Supplied data:
:::
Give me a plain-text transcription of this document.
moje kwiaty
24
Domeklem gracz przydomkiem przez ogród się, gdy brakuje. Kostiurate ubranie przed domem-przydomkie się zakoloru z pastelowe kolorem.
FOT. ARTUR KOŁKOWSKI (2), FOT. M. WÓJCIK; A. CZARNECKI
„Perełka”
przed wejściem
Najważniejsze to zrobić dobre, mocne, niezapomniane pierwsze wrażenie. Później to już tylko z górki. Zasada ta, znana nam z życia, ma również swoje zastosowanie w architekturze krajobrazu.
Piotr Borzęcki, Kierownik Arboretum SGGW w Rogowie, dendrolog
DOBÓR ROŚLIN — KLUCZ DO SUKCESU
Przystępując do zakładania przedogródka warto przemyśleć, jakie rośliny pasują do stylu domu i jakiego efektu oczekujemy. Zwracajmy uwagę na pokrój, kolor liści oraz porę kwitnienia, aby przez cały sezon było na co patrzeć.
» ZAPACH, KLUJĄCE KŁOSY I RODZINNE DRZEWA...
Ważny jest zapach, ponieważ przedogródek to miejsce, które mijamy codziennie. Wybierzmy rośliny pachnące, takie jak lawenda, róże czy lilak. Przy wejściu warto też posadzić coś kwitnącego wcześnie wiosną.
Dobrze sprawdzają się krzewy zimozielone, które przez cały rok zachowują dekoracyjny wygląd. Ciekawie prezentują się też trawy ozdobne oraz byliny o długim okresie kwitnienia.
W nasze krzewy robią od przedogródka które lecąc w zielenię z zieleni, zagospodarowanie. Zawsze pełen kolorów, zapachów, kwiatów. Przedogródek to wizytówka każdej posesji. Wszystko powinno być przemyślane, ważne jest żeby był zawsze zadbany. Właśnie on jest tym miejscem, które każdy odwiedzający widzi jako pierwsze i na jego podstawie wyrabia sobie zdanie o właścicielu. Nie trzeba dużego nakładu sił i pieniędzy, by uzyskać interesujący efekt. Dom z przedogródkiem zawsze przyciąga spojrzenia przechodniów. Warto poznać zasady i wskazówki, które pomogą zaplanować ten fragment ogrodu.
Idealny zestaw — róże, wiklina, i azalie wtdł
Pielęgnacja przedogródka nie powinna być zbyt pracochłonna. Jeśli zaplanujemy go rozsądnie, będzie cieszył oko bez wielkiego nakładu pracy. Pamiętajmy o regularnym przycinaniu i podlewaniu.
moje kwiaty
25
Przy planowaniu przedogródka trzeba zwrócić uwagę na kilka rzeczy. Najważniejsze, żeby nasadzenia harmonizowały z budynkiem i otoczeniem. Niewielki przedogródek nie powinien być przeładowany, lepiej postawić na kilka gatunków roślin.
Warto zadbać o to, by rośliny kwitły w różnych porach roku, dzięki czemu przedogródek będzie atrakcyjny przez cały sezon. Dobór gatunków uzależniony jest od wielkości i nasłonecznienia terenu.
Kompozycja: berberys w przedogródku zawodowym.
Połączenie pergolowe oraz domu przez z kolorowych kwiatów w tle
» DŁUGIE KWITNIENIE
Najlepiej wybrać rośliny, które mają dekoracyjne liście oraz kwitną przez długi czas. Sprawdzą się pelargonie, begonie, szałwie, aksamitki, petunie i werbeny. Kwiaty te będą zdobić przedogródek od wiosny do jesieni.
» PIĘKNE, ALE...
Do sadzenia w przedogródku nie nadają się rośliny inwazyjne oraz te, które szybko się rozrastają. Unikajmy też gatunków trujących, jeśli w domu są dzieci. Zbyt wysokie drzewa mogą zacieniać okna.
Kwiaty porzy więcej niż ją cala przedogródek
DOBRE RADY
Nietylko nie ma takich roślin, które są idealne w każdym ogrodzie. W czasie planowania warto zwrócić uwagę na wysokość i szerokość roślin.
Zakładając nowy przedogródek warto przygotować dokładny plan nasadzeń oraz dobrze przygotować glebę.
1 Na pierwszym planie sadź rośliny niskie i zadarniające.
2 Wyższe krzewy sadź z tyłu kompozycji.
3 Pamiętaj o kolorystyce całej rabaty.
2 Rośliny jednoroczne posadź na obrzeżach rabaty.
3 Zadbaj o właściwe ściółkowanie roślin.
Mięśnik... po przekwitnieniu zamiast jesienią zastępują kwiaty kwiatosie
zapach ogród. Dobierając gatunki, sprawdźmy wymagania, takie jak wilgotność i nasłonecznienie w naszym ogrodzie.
:::
Working from the material above, retype it in its entirety without change.

Exercise response:
Give me a plain-text transcription of this document.
moje kwiaty
24
Domeklem gracz przydomkiem przez ogród się, gdy brakuje. Kostiurate ubranie przed domem-przydomkie się zakoloru z pastelowe kolorem.
FOT. ARTUR KOŁKOWSKI (2), FOT. M. WÓJCIK; A. CZARNECKI
„Perełka”
przed wejściem
Najważniejsze to zrobić dobre, mocne, niezapomniane pierwsze wrażenie. Później to już tylko z górki. Zasada ta, znana nam z życia, ma również swoje zastosowanie w architekturze krajobrazu.
Piotr Borzęcki, Kierownik Arboretum SGGW w Rogowie, dendrolog
DOBÓR ROŚLIN — KLUCZ DO SUKCESU
Przystępując do zakładania przedogródka warto przemyśleć, jakie rośliny pasują do stylu domu i jakiego efektu oczekujemy. Zwracajmy uwagę na pokrój, kolor liści oraz porę kwitnienia, aby przez cały sezon było na co patrzeć.
» ZAPACH, KLUJĄCE KŁOSY I RODZINNE DRZEWA...
Ważny jest zapach, ponieważ przedogródek to miejsce, które mijamy codziennie. Wybierzmy rośliny pachnące, takie jak lawenda, róże czy lilak. Przy wejściu warto też posadzić coś kwitnącego wcześnie wiosną.
Dobrze sprawdzają się krzewy zimozielone, które przez cały rok zachowują dekoracyjny wygląd. Ciekawie prezentują się też trawy ozdobne oraz byliny o długim okresie kwitnienia.
W nasze krzewy robią od przedogródka które lecąc w zielenię z zieleni, zagospodarowanie. Zawsze pełen kolorów, zapachów, kwiatów. Przedogródek to wizytówka każdej posesji. Wszystko powinno być przemyślane, ważne jest żeby był zawsze zadbany. Właśnie on jest tym miejscem, które każdy odwiedzający widzi jako pierwsze i na jego podstawie wyrabia sobie zdanie o właścicielu. Nie trzeba dużego nakładu sił i pieniędzy, by uzyskać interesujący efekt. Dom z przedogródkiem zawsze przyciąga spojrzenia przechodniów. Warto poznać zasady i wskazówki, które pomogą zaplanować ten fragment ogrodu.
Idealny zestaw — róże, wiklina, i azalie wtdł
Pielęgnacja przedogródka nie powinna być zbyt pracochłonna. Jeśli zaplanujemy go rozsądnie, będzie cieszył oko bez wielkiego nakładu pracy. Pamiętajmy o regularnym przycinaniu i podlewaniu.
moje kwiaty
25
Przy planowaniu przedogródka trzeba zwrócić uwagę na kilka rzeczy. Najważniejsze, żeby nasadzenia harmonizowały z budynkiem i otoczeniem. Niewielki przedogródek nie powinien być przeładowany, lepiej postawić na kilka gatunków roślin.
Warto zadbać o to, by rośliny kwitły w różnych porach roku, dzięki czemu przedogródek będzie atrakcyjny przez cały sezon. Dobór gatunków uzależniony jest od wielkości i nasłonecznienia terenu.
Kompozycja: berberys w przedogródku zawodowym.
Połączenie pergolowe oraz domu przez z kolorowych kwiatów w tle
» DŁUGIE KWITNIENIE
Najlepiej wybrać rośliny, które mają dekoracyjne liście oraz kwitną przez długi czas. Sprawdzą się pelargonie, begonie, szałwie, aksamitki, petunie i werbeny. Kwiaty te będą zdobić przedogródek od wiosny do jesieni.
» PIĘKNE, ALE...
Do sadzenia w przedogródku nie nadają się rośliny inwazyjne oraz te, które szybko się rozrastają. Unikajmy też gatunków trujących, jeśli w domu są dzieci. Zbyt wysokie drzewa mogą zacieniać okna.
Kwiaty porzy więcej niż ją cala przedogródek
DOBRE RADY
Nietylko nie ma takich roślin, które są idealne w każdym ogrodzie. W czasie planowania warto zwrócić uwagę na wysokość i szerokość roślin.
Zakładając nowy przedogródek warto przygotować dokładny plan nasadzeń oraz dobrze przygotować glebę.
1 Na pierwszym planie sadź rośliny niskie i zadarniające.
2 Wyższe krzewy sadź z tyłu kompozycji.
3 Pamiętaj o kolorystyce całej rabaty.
2 Rośliny jednoroczne posadź na obrzeżach rabaty.
3 Zadbaj o właściwe ściółkowanie roślin.
Mięśnik... po przekwitnieniu zamiast jesienią zastępują kwiaty kwiatosie
zapach ogród. Dobierając gatunki, sprawdźmy wymagania, takie jak wilgotność i nasłonecznienie w naszym ogrodzie.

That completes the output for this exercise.